- **Entries from a dataset**:
.....

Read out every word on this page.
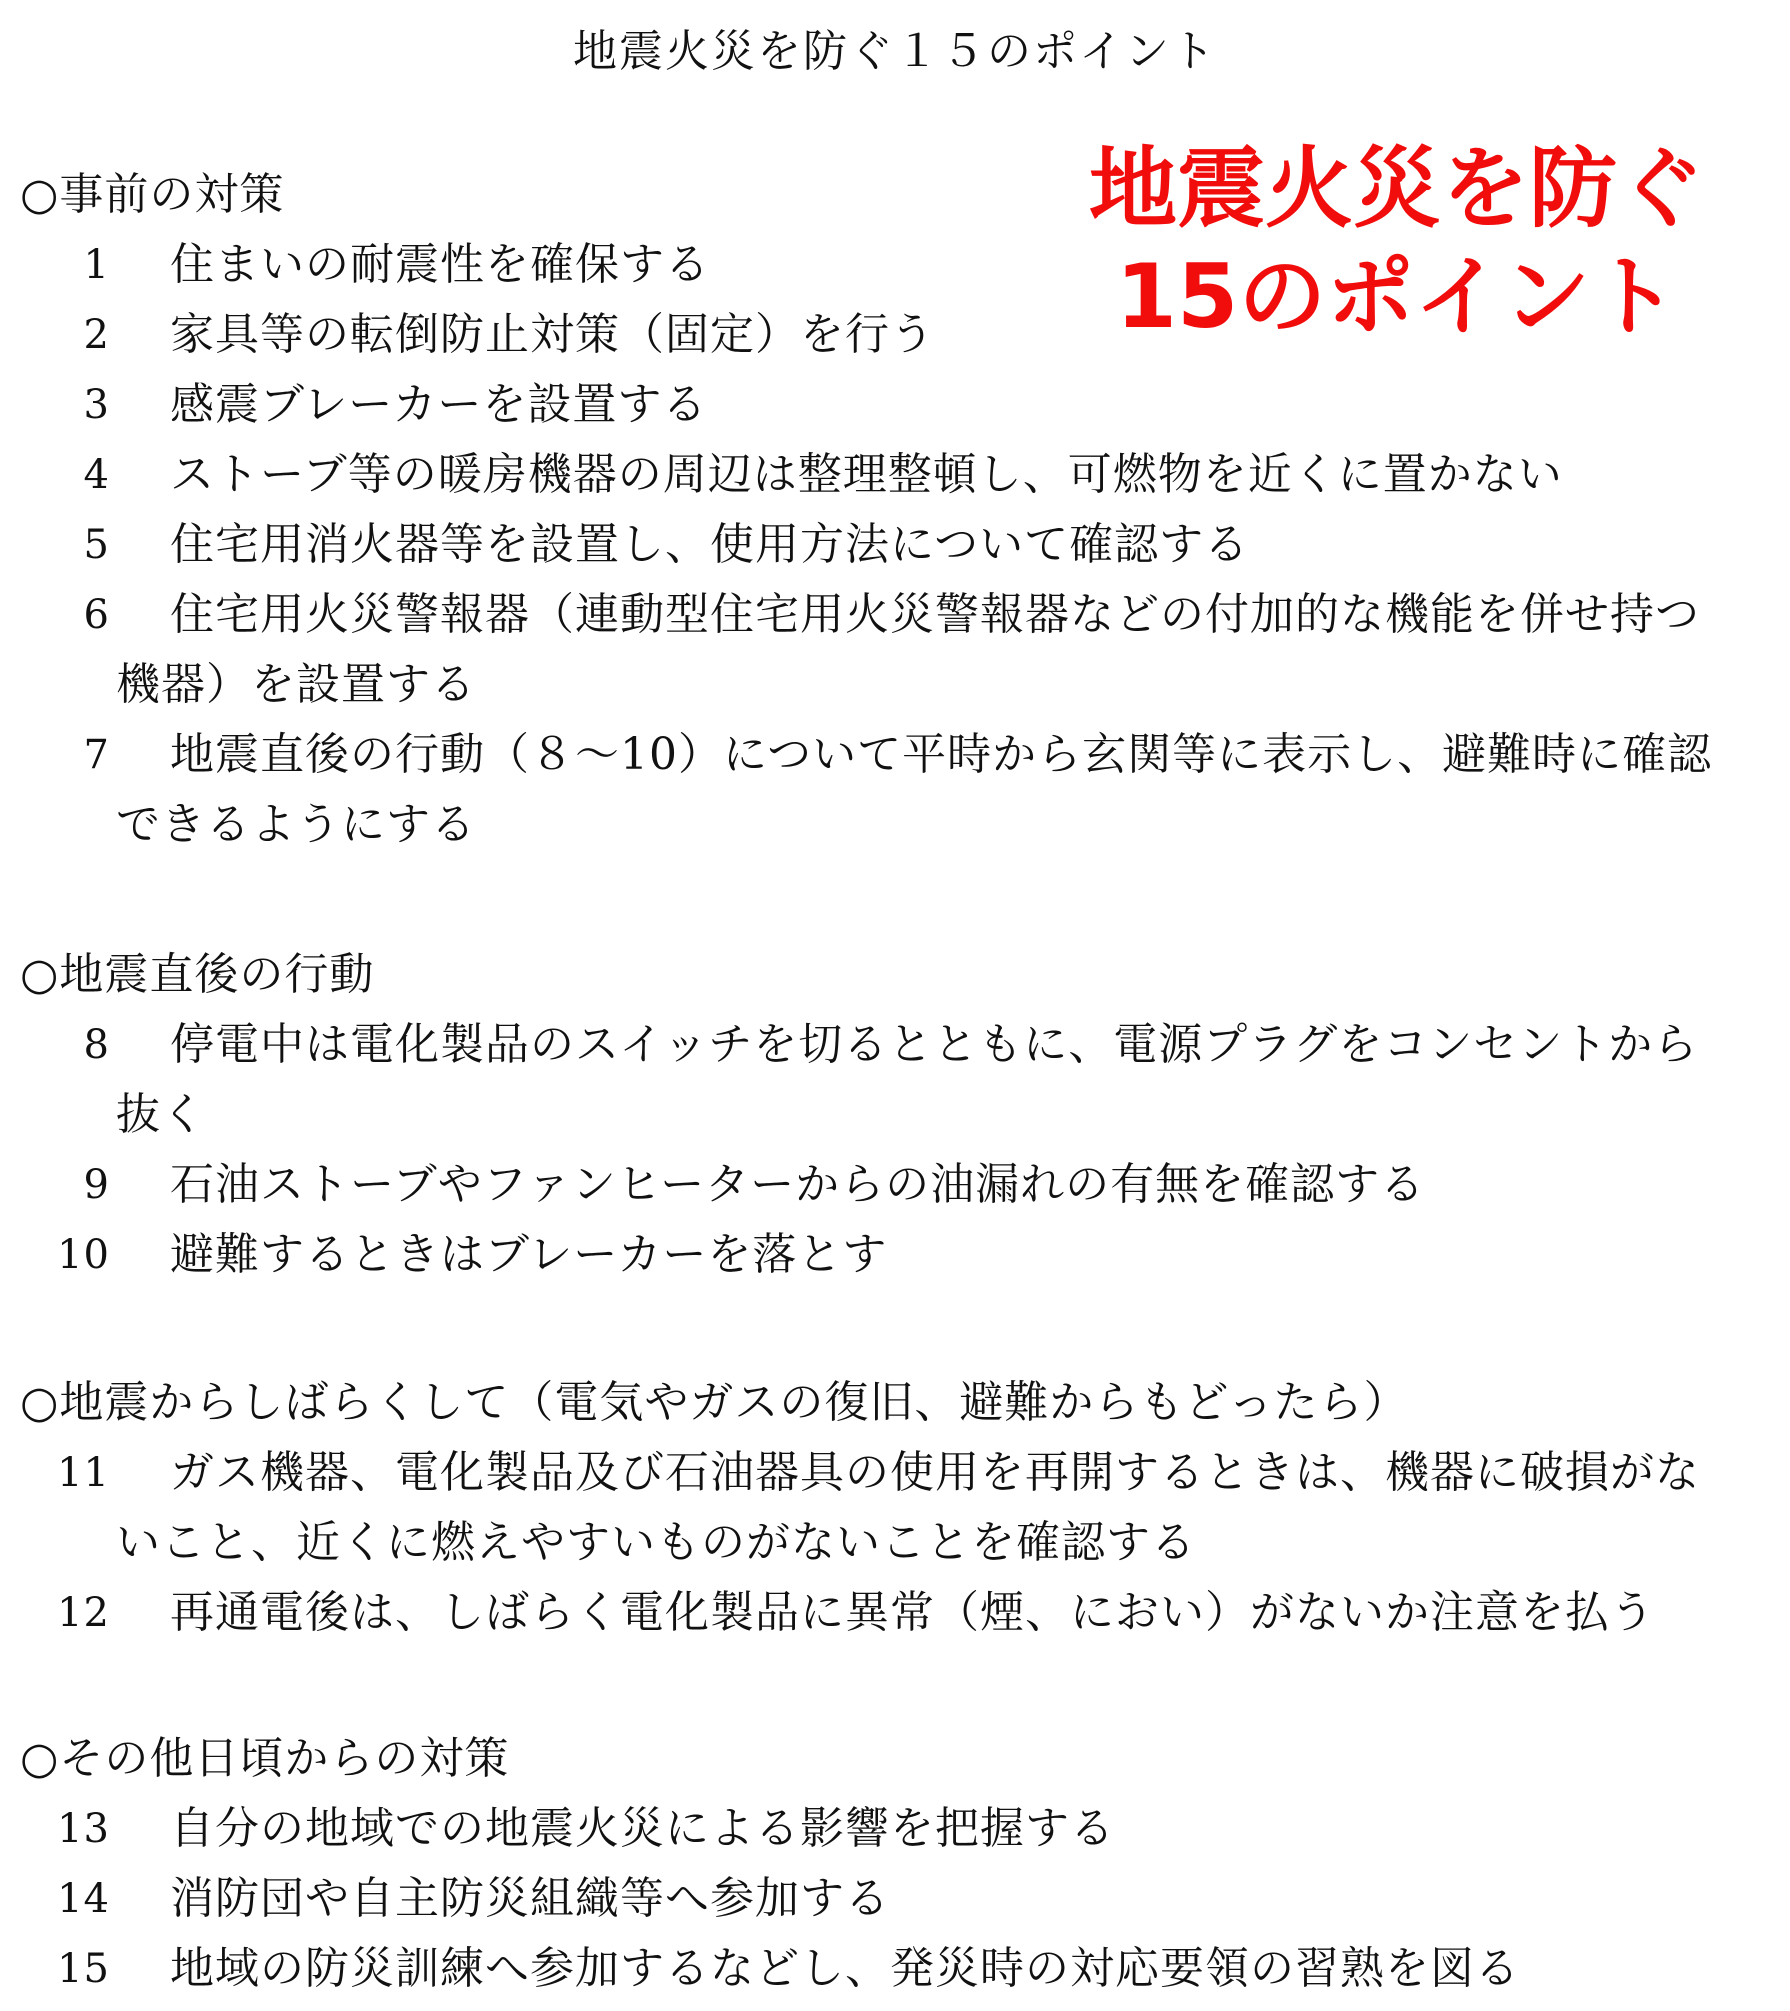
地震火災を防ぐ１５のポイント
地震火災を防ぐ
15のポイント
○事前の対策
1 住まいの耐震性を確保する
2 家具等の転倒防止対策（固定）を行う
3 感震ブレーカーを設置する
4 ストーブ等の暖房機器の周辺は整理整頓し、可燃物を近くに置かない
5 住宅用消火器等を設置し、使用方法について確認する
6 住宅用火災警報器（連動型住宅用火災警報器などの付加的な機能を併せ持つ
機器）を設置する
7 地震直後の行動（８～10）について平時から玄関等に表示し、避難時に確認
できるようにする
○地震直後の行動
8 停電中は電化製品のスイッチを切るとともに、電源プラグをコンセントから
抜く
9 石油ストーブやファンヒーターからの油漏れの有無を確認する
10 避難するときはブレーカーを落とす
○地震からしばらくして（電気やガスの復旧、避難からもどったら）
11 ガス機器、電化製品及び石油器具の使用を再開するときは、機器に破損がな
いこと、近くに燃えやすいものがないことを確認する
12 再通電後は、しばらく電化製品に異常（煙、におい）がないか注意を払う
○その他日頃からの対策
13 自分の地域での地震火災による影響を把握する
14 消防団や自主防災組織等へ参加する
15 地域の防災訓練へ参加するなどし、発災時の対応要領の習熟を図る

.....

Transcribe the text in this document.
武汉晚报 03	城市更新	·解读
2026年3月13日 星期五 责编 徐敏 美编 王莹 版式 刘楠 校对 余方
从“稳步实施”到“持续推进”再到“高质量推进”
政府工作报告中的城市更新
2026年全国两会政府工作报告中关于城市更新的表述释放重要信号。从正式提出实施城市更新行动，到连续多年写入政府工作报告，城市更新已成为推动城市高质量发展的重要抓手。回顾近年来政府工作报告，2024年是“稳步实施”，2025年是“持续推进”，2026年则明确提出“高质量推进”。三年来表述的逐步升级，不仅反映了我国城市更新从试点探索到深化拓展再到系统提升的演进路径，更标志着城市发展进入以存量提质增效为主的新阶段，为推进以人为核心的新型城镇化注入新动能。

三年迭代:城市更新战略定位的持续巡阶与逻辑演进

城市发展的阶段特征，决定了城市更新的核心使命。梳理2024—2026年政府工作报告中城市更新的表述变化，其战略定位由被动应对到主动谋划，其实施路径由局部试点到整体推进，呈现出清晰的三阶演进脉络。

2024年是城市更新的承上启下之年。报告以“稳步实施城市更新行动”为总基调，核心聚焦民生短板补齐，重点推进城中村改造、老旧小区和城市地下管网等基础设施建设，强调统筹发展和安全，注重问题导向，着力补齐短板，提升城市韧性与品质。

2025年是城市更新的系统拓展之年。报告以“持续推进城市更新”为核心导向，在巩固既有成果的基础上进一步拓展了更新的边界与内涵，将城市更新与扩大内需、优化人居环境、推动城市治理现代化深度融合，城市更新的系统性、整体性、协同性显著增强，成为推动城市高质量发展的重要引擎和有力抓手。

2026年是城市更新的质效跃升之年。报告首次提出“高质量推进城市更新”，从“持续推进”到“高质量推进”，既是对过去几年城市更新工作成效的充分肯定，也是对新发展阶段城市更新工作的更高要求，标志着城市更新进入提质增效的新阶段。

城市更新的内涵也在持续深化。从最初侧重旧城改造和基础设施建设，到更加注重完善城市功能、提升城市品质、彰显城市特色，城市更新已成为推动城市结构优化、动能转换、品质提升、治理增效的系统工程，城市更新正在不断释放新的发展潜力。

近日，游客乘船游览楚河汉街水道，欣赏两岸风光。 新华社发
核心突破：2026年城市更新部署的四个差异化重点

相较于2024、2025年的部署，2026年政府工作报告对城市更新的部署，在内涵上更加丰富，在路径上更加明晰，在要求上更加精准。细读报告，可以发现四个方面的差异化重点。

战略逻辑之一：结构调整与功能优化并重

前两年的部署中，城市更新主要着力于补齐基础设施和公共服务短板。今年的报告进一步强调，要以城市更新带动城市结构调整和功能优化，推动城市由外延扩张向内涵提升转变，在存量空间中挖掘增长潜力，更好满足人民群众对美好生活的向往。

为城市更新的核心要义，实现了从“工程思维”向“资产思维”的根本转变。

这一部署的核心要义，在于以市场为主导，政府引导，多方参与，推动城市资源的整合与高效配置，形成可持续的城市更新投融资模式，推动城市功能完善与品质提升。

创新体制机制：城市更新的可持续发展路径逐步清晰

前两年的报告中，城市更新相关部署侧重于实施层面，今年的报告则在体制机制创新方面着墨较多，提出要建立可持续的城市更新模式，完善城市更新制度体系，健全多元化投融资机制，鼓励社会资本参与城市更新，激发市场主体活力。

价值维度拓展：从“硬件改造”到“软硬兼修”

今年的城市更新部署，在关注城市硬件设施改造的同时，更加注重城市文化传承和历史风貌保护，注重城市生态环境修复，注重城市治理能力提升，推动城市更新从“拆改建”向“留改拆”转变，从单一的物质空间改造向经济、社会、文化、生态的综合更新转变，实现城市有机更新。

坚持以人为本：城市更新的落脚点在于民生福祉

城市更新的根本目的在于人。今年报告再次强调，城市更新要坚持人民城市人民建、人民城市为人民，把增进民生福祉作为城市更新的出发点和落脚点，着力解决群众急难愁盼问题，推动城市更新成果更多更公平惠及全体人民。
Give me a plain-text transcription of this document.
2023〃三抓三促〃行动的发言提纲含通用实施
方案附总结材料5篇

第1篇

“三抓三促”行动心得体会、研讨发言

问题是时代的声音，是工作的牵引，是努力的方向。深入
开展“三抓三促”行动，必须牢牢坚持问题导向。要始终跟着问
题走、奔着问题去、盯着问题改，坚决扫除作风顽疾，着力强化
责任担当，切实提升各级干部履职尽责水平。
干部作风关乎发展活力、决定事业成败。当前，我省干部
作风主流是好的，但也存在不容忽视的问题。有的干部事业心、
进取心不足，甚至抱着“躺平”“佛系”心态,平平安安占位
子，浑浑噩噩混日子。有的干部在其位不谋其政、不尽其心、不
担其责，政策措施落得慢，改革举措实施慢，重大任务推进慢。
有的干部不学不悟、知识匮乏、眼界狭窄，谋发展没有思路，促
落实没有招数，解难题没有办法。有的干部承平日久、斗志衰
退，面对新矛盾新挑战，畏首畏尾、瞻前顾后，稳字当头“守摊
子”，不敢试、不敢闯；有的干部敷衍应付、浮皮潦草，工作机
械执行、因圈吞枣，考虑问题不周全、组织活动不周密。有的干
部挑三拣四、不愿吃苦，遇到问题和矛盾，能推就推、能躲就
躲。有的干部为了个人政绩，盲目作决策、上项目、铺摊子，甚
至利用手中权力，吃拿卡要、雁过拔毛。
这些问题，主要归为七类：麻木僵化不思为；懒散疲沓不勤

.....

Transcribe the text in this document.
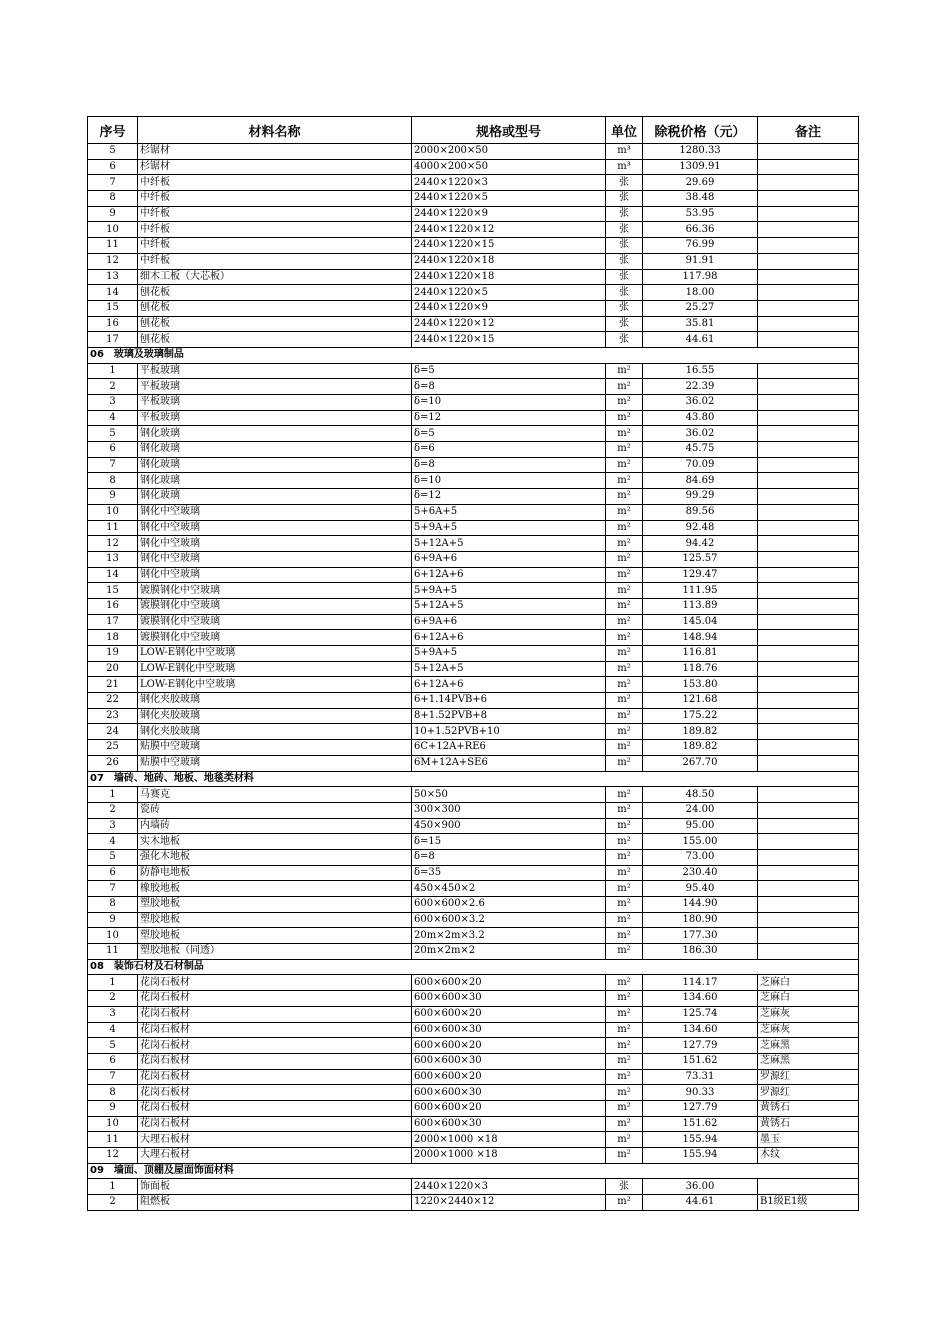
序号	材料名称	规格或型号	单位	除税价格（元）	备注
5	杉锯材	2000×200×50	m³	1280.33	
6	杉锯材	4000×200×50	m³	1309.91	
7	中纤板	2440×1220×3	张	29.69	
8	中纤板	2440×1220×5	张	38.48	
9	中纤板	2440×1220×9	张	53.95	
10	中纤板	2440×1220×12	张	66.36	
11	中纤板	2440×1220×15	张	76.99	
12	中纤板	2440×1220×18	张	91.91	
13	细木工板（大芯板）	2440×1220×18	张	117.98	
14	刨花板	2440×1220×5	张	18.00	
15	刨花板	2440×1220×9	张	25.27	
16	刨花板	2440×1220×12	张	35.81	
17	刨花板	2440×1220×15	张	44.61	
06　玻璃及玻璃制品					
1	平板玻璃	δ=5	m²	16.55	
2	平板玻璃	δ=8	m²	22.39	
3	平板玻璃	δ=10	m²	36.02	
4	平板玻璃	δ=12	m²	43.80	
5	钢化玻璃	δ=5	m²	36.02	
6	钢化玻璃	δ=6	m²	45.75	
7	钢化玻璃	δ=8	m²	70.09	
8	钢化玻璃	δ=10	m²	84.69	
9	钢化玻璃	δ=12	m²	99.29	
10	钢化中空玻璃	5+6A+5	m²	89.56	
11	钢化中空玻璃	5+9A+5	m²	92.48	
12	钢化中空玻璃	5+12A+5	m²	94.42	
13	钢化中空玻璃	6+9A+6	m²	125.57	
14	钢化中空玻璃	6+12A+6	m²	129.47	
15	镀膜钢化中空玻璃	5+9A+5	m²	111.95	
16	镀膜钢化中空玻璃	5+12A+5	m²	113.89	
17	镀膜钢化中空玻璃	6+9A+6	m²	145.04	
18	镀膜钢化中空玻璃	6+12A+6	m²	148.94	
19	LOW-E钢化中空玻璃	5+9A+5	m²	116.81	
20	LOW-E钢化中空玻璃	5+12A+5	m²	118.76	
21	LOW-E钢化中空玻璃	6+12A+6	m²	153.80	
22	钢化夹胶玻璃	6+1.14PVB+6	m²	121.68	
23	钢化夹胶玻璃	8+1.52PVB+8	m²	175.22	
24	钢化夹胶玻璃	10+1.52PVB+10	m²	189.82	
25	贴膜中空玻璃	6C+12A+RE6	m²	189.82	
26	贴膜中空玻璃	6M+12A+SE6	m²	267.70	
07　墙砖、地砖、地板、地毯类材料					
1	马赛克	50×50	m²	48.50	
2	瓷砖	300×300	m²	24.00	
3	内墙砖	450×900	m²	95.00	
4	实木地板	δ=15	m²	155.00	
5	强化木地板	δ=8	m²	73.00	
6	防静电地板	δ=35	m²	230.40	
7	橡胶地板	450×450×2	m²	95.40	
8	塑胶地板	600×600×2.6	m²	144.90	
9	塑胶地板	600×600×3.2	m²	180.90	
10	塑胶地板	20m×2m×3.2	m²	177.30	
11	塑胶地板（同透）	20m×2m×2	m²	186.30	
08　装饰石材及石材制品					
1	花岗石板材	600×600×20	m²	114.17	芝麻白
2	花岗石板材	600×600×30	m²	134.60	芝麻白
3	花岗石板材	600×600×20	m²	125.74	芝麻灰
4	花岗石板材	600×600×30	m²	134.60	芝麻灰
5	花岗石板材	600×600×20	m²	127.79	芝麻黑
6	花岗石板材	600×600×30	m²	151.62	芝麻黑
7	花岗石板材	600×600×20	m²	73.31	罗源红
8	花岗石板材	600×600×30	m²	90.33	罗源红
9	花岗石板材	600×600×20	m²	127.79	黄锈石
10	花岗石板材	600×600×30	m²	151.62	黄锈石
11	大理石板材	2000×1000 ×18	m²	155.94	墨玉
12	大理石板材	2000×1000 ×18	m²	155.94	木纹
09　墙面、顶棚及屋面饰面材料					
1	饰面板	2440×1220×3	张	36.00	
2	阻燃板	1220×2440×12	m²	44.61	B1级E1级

.....

- **What is expected**: Search the listing for the word "平板玻璃" and return each line that holds it.

- **Result for this exercise**:
1	平板玻璃	δ=5	m²	16.55	
2	平板玻璃	δ=8	m²	22.39	
3	平板玻璃	δ=10	m²	36.02	
4	平板玻璃	δ=12	m²	43.80	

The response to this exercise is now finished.